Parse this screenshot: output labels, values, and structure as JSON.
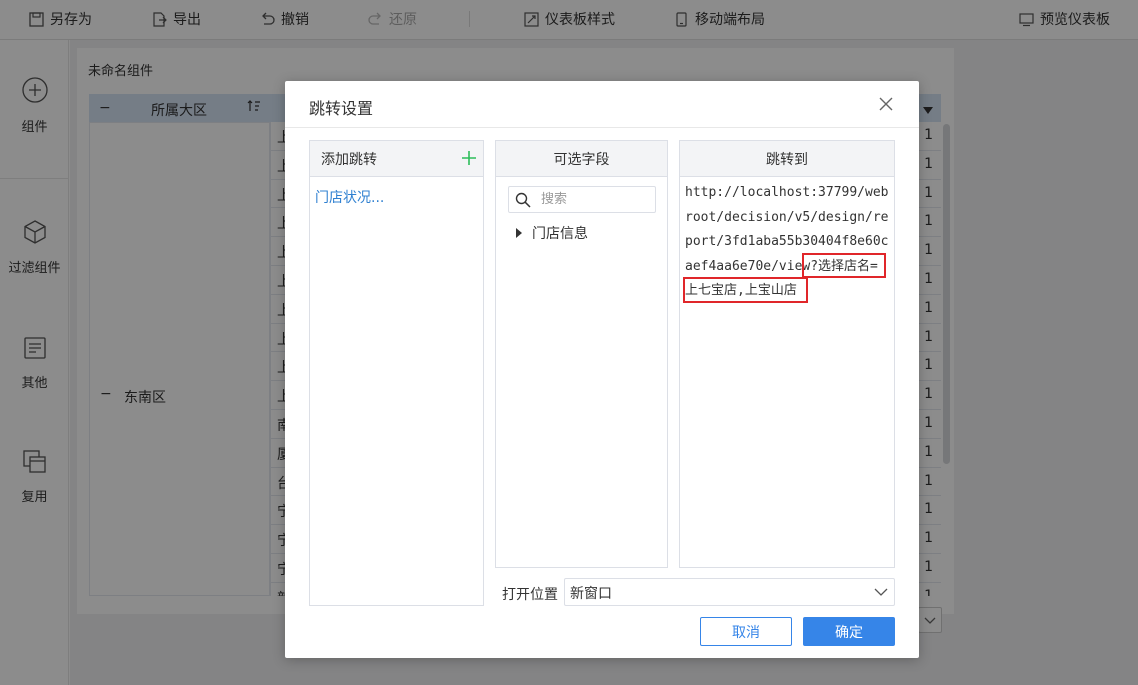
{
  "toolbar": {
    "save_as": "另存为",
    "export": "导出",
    "undo": "撤销",
    "redo": "还原",
    "dashboard_style": "仪表板样式",
    "mobile_layout": "移动端布局",
    "preview": "预览仪表板"
  },
  "sidebar": {
    "items": [
      {
        "label": "组件",
        "icon": "plus-circle-icon"
      },
      {
        "label": "过滤组件",
        "icon": "cube-icon"
      },
      {
        "label": "其他",
        "icon": "document-icon"
      },
      {
        "label": "复用",
        "icon": "copy-icon"
      }
    ]
  },
  "widget": {
    "title": "未命名组件",
    "header": {
      "collapse": "−",
      "region_col": "所属大区"
    },
    "region_group": "东南区",
    "row_first_chars": [
      "上",
      "上",
      "上",
      "上",
      "上",
      "上",
      "上",
      "上",
      "上",
      "上",
      "南",
      "厦",
      "台",
      "宁",
      "宁",
      "宁",
      "新"
    ],
    "row_last_values": [
      "1",
      "1",
      "1",
      "1",
      "1",
      "1",
      "1",
      "1",
      "1",
      "1",
      "1",
      "1",
      "1",
      "1",
      "1",
      "1",
      "1"
    ]
  },
  "dialog": {
    "title": "跳转设置",
    "add_jump": {
      "header": "添加跳转",
      "items": [
        "门店状况..."
      ]
    },
    "fields": {
      "header": "可选字段",
      "search_placeholder": "搜索",
      "tree": [
        "门店信息"
      ]
    },
    "jump_to": {
      "header": "跳转到",
      "url": "http://localhost:37799/webroot/decision/v5/design/report/3fd1aba55b30404f8e60caef4aa6e70e/view?选择店名=上七宝店,上宝山店"
    },
    "open_position": {
      "label": "打开位置",
      "value": "新窗口"
    },
    "cancel": "取消",
    "ok": "确定"
  },
  "colors": {
    "primary": "#3685e8",
    "highlight": "#e0262a",
    "link": "#2f80d1",
    "add_green": "#2dbd5a"
  }
}
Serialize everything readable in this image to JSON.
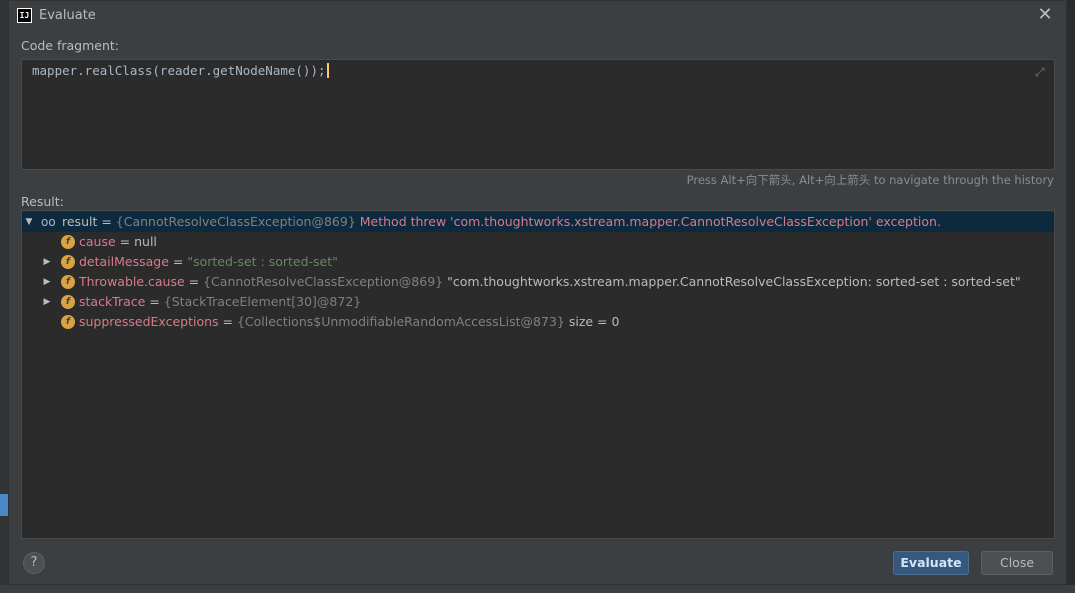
•••
▸ **Exercise task**: Search the material above for "icon". Pull out each line where it shows up.

▸ **Written response**:
        "icon": "plus-circle-icon"
        "icon": "cube-icon"
        "icon": "document-icon"
        "icon": "copy-icon"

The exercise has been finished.